(DATA FOR PROCESSING)

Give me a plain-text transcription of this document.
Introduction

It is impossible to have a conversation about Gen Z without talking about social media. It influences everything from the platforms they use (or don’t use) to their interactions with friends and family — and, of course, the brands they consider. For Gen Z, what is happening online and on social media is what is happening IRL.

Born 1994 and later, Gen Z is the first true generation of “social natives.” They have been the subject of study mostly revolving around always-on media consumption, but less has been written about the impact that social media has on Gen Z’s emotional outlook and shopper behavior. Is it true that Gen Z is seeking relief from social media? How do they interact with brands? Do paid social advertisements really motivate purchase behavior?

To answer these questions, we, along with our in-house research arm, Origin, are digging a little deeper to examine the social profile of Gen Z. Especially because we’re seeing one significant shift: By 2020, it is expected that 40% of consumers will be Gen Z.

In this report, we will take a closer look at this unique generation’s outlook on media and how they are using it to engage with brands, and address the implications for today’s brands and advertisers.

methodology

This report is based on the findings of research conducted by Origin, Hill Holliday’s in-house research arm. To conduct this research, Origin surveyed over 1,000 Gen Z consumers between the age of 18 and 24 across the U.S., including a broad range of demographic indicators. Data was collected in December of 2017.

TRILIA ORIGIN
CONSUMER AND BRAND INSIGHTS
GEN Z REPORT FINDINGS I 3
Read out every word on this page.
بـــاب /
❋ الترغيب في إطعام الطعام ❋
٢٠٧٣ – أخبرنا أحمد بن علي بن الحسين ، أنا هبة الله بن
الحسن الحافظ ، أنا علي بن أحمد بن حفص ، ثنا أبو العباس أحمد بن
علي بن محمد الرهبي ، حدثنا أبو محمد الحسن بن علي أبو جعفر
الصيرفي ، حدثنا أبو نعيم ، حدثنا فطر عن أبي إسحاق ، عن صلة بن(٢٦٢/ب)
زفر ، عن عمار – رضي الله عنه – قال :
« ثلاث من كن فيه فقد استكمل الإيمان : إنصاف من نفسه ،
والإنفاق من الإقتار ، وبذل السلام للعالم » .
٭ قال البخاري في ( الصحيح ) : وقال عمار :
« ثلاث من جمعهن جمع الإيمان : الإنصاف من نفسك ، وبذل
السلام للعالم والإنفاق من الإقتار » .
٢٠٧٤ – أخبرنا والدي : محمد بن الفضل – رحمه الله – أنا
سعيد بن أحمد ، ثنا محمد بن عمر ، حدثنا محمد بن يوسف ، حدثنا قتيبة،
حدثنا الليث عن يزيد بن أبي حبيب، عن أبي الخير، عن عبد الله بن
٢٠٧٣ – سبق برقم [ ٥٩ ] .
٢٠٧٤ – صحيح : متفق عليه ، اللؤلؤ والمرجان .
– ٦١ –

(EXERCISE OBJECTIVE) Return the material exactly as it stands.

(EXERCISE RESPONSE)
Give me a plain-text transcription of this document.
Introduction

It is impossible to have a conversation about Gen Z without talking about social media. It influences everything from the platforms they use (or don’t use) to their interactions with friends and family — and, of course, the brands they consider. For Gen Z, what is happening online and on social media is what is happening IRL.

Born 1994 and later, Gen Z is the first true generation of “social natives.” They have been the subject of study mostly revolving around always-on media consumption, but less has been written about the impact that social media has on Gen Z’s emotional outlook and shopper behavior. Is it true that Gen Z is seeking relief from social media? How do they interact with brands? Do paid social advertisements really motivate purchase behavior?

To answer these questions, we, along with our in-house research arm, Origin, are digging a little deeper to examine the social profile of Gen Z. Especially because we’re seeing one significant shift: By 2020, it is expected that 40% of consumers will be Gen Z.

In this report, we will take a closer look at this unique generation’s outlook on media and how they are using it to engage with brands, and address the implications for today’s brands and advertisers.

methodology

This report is based on the findings of research conducted by Origin, Hill Holliday’s in-house research arm. To conduct this research, Origin surveyed over 1,000 Gen Z consumers between the age of 18 and 24 across the U.S., including a broad range of demographic indicators. Data was collected in December of 2017.

TRILIA ORIGIN
CONSUMER AND BRAND INSIGHTS
GEN Z REPORT FINDINGS I 3
Read out every word on this page.
بـــاب /
❋ الترغيب في إطعام الطعام ❋
٢٠٧٣ – أخبرنا أحمد بن علي بن الحسين ، أنا هبة الله بن
الحسن الحافظ ، أنا علي بن أحمد بن حفص ، ثنا أبو العباس أحمد بن
علي بن محمد الرهبي ، حدثنا أبو محمد الحسن بن علي أبو جعفر
الصيرفي ، حدثنا أبو نعيم ، حدثنا فطر عن أبي إسحاق ، عن صلة بن(٢٦٢/ب)
زفر ، عن عمار – رضي الله عنه – قال :
« ثلاث من كن فيه فقد استكمل الإيمان : إنصاف من نفسه ،
والإنفاق من الإقتار ، وبذل السلام للعالم » .
٭ قال البخاري في ( الصحيح ) : وقال عمار :
« ثلاث من جمعهن جمع الإيمان : الإنصاف من نفسك ، وبذل
السلام للعالم والإنفاق من الإقتار » .
٢٠٧٤ – أخبرنا والدي : محمد بن الفضل – رحمه الله – أنا
سعيد بن أحمد ، ثنا محمد بن عمر ، حدثنا محمد بن يوسف ، حدثنا قتيبة،
حدثنا الليث عن يزيد بن أبي حبيب، عن أبي الخير، عن عبد الله بن
٢٠٧٣ – سبق برقم [ ٥٩ ] .
٢٠٧٤ – صحيح : متفق عليه ، اللؤلؤ والمرجان .
– ٦١ –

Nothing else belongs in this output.